REQUIRED ACTION 1:
Based on the forum post on field extraction below, say whether each statement agrees with it. Answer yes or no for each, and quote the deciding words of the post. (a) The poster has long experience with the ELK stack. (b) The poster wants to extract the fields at index time. (c) The poster is monitoring a database.
REQUIRED ACTION 2:
Answer these questions using the forum post on field extraction below, with one answer per line marked like its question.
(a) On what date and at what time was the post made?
(b) What value does the poster want for the title field?
(c) Which two tools does the poster name for the extraction?
REQUIRED ACTION 3:
Reproduce word for word the part of the forum post on field extraction below that begins at the words "<Item> <title> Vulnerability" and stops after "title=Vulnerability in Cisco Products (March 6, 2019)".

READING PASSAGE:
**********

Field Extraction/Parsing

elborni96 · March 7, 2019, 4:27pm

Hi everyone, I'm a new user of the ELK stack.

I'm monitoring a file and I would like to extract fields (hereinafter a small extraction):

<Item> <title> Vulnerability in Cisco Products (March 6, 2019) </ title> <Link> https://www.certnazionale.it/news/2019/03/07/vulnerabilita-in-prodotti-cisco-6-marzo-2019/ </ link> <pubDate> Thu, 07 Mar 2019 10:01:10 +0000 </ pubDate> <dc: creator> <! [CDATA [National CERT]]> </ dc: creator> <Category> <! [CDATA [Vulnerability]]> </ category> <Category> <! [CDATA [cisco]]> </ category> <guid isPermaLink = "false"> https://www.certnazionale.it/?post_type=news&p=1946 </ guid> <description> <! [CDATA [Cisco has released several security updates on March 6, 2019 that address multiple vulnerabilities in different products.]]> </ description> </ Item>

I would like to extract the folowing fields (with relative values):

title=Vulnerability in Cisco Products (March 6, 2019)

pudDate=Thu, 07 Mar 2019 10:01:10 +0000

description=Cisco has released several security updates on March 6, 2019 that address multiple vulnerabilities in different products.

Can you explain me how to extract fields at index time with Filebeat or Logstash?

**********

DATA PROVIDED:

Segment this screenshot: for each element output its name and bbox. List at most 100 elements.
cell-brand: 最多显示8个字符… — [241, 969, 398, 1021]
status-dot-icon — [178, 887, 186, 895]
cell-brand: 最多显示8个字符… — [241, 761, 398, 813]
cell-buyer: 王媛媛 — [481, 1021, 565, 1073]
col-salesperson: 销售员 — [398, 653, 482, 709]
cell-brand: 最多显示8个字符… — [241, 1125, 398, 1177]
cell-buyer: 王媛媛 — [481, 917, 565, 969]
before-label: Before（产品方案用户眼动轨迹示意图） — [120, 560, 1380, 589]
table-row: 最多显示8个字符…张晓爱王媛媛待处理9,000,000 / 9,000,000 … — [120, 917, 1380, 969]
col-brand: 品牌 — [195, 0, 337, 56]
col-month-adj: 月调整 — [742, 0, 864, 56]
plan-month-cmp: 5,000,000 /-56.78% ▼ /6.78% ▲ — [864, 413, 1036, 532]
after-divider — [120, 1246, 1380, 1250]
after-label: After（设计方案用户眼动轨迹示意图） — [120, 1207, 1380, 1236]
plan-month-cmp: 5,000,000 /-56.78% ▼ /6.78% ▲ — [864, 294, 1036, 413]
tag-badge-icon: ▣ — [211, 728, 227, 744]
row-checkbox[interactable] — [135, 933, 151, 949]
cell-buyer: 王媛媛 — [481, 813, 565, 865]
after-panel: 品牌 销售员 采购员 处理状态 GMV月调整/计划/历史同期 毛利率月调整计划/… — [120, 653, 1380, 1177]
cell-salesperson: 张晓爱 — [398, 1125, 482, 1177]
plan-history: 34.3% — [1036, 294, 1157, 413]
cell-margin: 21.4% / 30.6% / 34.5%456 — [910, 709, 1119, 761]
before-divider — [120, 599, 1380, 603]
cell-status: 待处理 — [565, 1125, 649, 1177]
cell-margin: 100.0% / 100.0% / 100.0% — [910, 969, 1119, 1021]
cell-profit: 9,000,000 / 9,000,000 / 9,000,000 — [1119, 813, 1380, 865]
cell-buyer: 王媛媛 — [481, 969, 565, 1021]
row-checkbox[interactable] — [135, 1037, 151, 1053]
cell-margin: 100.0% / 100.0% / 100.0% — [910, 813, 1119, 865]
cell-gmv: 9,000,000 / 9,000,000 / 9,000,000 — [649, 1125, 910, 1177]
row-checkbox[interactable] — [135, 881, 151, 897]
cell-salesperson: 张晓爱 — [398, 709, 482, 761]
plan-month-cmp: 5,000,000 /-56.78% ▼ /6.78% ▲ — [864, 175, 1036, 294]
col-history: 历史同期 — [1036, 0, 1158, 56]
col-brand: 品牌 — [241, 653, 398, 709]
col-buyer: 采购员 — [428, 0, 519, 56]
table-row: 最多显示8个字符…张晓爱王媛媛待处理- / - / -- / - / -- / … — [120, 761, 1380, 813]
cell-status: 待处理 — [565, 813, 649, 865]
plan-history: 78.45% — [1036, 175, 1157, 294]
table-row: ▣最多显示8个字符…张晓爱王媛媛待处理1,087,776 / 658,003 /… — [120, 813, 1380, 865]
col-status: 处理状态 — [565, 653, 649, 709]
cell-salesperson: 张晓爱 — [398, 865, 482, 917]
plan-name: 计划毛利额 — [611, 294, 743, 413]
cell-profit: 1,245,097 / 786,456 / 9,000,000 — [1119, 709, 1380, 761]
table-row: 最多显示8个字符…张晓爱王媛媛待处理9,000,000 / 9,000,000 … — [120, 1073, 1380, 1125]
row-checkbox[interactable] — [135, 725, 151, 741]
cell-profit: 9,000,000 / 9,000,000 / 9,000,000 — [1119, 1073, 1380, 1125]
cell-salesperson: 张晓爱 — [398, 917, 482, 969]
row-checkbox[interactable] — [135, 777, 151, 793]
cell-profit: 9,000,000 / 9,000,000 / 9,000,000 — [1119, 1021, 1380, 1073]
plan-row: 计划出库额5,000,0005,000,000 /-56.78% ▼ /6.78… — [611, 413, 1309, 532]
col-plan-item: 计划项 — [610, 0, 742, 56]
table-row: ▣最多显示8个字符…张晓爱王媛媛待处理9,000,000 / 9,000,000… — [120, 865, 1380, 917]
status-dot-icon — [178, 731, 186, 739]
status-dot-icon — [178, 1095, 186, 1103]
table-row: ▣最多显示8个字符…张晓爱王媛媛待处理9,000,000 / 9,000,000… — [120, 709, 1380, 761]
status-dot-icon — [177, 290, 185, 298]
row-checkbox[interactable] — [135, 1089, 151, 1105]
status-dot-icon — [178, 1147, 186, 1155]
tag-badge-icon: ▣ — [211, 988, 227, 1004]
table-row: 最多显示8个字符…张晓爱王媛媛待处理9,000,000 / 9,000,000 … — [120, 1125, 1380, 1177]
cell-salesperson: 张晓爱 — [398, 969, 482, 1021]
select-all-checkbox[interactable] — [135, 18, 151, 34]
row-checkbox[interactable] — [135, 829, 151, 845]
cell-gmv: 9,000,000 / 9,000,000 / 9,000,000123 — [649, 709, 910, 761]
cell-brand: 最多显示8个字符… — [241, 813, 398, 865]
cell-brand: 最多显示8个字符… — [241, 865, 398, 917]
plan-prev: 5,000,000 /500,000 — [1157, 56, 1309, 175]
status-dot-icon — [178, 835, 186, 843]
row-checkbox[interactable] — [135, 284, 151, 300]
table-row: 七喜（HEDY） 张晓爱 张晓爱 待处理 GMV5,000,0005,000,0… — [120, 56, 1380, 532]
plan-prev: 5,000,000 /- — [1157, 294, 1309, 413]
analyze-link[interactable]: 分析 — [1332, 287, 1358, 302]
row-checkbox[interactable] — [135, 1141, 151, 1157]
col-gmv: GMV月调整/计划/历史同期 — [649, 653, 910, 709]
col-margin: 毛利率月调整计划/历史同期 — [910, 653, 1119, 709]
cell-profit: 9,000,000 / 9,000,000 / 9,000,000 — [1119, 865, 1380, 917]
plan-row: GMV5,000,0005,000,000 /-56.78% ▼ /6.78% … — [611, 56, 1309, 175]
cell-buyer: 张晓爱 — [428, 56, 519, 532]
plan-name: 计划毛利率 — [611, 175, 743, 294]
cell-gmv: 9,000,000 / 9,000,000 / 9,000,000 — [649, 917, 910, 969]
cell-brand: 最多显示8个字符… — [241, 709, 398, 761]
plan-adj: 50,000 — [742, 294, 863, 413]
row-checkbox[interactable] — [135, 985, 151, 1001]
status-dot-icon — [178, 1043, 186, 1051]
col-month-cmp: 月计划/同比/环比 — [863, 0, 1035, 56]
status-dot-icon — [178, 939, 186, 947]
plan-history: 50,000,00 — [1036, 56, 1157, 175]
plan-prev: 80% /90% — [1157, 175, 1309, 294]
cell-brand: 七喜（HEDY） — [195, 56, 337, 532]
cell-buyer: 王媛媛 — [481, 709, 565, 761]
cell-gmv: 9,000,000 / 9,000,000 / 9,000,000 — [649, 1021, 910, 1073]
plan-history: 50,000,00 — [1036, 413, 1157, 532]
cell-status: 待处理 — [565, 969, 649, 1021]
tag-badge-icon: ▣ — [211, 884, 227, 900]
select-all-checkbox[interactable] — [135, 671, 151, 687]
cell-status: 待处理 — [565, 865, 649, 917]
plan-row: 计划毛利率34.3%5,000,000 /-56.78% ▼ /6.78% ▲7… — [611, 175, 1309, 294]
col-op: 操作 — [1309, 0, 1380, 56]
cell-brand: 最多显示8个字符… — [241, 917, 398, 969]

**********

YOUR RESPONSE 1:
(a) No: "I'm a new user of the ELK stack."
(b) Yes: "how to extract fields at index time with Filebeat or Logstash?"
(c) No: "I'm monitoring a file"

YOUR RESPONSE 2:
(a) March 7, 2019, 4:27pm
(b) Vulnerability in Cisco Products (March 6, 2019)
(c) Filebeat and Logstash

YOUR RESPONSE 3:
<Item> <title> Vulnerability in Cisco Products (March 6, 2019) </ title> <Link> https://www.certnazionale.it/news/2019/03/07/vulnerabilita-in-prodotti-cisco-6-marzo-2019/ </ link> <pubDate> Thu, 07 Mar 2019 10:01:10 +0000 </ pubDate> <dc: creator> <! [CDATA [National CERT]]> </ dc: creator> <Category> <! [CDATA [Vulnerability]]> </ category> <Category> <! [CDATA [cisco]]> </ category> <guid isPermaLink = "false"> https://www.certnazionale.it/?post_type=news&p=1946 </ guid> <description> <! [CDATA [Cisco has released several security updates on March 6, 2019 that address multiple vulnerabilities in different products.]]> </ description> </ Item>

I would like to extract the folowing fields (with relative values):

title=Vulnerability in Cisco Products (March 6, 2019)